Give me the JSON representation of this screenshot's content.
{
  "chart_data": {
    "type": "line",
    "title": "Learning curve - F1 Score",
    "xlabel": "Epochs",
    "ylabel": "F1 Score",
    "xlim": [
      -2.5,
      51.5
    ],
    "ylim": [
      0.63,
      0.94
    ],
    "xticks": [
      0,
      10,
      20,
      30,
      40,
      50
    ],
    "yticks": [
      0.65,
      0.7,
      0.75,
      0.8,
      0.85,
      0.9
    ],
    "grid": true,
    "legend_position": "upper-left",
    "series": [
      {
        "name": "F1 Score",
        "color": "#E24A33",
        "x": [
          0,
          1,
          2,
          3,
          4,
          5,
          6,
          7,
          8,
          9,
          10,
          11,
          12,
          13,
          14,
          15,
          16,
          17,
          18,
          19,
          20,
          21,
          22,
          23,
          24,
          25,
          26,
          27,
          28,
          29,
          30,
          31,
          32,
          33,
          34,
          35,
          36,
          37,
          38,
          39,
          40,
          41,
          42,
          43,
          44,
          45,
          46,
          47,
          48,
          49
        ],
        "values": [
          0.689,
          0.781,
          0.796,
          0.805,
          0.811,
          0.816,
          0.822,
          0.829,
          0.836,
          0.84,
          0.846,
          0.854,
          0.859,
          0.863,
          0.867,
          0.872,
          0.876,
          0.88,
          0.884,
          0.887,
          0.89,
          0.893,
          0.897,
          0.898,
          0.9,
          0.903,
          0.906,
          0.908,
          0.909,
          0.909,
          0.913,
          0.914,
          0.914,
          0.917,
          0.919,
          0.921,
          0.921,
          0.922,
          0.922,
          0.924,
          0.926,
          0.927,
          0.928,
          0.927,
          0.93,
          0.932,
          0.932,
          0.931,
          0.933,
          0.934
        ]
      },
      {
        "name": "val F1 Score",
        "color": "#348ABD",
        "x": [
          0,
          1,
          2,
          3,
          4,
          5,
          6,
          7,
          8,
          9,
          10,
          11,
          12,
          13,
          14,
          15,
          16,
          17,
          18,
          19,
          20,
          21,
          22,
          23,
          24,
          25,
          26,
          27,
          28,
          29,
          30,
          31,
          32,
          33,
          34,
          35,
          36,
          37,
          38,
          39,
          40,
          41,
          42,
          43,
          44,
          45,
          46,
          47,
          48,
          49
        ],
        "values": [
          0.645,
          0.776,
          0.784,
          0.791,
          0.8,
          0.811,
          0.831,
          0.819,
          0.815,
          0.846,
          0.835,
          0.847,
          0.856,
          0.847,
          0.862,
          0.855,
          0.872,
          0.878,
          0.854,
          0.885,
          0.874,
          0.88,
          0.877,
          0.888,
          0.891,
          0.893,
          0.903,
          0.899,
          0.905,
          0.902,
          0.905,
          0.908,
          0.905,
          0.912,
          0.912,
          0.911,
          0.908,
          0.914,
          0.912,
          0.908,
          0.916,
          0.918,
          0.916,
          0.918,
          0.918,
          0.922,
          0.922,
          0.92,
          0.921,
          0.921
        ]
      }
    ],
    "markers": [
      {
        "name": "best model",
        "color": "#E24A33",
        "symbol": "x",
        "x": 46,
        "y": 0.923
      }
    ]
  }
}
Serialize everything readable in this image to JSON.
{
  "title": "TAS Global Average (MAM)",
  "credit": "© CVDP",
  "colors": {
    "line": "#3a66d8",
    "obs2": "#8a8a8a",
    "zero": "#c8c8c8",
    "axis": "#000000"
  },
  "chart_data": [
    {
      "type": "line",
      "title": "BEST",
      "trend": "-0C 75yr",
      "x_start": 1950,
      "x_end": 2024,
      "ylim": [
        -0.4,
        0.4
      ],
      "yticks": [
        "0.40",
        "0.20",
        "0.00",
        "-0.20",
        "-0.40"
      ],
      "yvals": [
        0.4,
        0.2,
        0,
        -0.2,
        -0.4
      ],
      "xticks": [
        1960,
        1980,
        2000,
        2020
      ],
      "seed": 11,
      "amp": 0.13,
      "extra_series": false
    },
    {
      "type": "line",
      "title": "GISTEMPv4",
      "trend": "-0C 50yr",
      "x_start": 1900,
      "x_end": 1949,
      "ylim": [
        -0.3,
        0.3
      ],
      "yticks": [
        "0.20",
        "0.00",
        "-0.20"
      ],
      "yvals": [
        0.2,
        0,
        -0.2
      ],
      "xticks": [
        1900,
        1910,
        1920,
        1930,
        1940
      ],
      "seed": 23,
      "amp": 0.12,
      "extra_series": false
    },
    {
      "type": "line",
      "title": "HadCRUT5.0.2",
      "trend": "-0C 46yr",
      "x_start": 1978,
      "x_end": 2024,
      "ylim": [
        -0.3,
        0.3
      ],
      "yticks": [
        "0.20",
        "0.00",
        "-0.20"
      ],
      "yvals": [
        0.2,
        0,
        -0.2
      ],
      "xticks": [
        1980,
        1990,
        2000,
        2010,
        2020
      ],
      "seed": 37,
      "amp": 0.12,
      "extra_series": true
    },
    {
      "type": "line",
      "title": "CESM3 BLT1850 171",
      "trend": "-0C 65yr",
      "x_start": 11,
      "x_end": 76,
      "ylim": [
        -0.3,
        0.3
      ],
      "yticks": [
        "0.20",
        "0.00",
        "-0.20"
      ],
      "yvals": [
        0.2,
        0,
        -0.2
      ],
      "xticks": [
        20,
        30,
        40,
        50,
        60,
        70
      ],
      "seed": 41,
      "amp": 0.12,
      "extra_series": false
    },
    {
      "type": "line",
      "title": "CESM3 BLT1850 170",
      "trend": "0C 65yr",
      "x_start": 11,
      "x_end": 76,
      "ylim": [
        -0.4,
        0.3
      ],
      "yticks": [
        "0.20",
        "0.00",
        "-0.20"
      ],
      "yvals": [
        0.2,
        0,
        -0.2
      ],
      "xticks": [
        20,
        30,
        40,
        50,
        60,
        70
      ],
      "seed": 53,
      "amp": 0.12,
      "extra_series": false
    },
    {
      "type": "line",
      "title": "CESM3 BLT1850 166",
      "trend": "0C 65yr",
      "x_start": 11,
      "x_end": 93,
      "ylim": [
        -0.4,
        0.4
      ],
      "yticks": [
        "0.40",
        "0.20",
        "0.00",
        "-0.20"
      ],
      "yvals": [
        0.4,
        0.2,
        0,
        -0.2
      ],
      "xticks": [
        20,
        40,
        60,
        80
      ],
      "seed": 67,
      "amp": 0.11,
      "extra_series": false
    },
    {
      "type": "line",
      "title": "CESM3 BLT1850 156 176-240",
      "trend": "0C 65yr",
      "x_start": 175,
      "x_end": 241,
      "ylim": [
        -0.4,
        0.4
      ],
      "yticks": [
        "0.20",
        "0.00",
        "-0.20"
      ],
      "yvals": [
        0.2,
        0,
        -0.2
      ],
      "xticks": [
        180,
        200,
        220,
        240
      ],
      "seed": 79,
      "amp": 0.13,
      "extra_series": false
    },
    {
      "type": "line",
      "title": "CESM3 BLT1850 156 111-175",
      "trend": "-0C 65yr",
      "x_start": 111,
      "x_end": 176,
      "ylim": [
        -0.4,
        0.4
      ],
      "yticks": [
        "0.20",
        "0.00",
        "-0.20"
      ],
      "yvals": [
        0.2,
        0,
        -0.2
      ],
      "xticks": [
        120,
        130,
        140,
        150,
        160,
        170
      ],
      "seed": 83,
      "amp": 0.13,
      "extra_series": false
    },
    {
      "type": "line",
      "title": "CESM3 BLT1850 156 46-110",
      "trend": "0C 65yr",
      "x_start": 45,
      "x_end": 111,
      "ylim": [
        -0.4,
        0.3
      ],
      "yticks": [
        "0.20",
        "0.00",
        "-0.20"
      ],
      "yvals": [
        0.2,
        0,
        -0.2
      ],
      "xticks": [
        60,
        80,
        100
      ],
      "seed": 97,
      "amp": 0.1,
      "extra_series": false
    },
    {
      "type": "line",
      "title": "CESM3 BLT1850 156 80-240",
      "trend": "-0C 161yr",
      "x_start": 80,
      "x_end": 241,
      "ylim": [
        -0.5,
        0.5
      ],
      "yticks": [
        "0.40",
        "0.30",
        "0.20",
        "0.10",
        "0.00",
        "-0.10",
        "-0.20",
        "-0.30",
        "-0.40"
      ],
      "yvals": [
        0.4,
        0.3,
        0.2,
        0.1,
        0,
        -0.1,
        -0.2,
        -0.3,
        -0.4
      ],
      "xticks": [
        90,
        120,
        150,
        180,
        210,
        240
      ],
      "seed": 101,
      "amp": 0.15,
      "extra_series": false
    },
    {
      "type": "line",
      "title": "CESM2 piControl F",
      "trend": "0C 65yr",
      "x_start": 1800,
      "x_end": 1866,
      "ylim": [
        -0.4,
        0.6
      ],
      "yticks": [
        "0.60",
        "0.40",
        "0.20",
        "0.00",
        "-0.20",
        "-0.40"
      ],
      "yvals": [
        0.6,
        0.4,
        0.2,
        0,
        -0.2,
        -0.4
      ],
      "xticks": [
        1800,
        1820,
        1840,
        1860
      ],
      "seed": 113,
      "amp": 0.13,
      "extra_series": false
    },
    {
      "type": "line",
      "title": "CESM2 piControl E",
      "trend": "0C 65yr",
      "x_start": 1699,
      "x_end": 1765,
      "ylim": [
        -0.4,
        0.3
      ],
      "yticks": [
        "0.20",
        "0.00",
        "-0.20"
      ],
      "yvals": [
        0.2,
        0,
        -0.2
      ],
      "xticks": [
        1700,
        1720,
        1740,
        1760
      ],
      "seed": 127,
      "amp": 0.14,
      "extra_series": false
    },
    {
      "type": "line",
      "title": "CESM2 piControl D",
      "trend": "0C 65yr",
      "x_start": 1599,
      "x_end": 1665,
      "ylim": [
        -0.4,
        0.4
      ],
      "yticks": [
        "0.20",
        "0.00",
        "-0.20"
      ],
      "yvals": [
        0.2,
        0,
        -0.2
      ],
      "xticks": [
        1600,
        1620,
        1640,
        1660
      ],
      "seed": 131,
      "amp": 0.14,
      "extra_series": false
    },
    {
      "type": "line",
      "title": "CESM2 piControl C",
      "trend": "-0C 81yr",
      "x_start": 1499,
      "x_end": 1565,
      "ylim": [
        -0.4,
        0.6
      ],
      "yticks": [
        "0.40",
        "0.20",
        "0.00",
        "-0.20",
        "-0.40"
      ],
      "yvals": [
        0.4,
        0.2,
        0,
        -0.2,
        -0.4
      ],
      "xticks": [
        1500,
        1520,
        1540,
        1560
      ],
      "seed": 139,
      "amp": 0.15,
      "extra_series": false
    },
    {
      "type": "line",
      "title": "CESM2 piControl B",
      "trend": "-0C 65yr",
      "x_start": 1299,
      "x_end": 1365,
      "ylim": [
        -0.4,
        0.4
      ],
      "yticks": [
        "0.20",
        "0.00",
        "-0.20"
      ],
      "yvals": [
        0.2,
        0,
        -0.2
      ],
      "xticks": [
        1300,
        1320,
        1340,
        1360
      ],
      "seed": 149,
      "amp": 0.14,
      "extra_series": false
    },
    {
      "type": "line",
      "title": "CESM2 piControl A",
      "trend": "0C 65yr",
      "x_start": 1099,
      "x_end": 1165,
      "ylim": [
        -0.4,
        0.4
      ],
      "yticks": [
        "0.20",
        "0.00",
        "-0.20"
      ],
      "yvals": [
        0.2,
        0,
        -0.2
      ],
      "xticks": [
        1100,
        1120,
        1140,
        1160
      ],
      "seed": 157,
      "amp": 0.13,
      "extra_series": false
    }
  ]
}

-=-=-=-=-

▶ Instructions for the task: Keep only those lines of the records that hold "piControl", and return them.

▶ Written answer:
      "title": "CESM2 piControl F",
      "title": "CESM2 piControl E",
      "title": "CESM2 piControl D",
      "title": "CESM2 piControl C",
      "title": "CESM2 piControl B",
      "title": "CESM2 piControl A",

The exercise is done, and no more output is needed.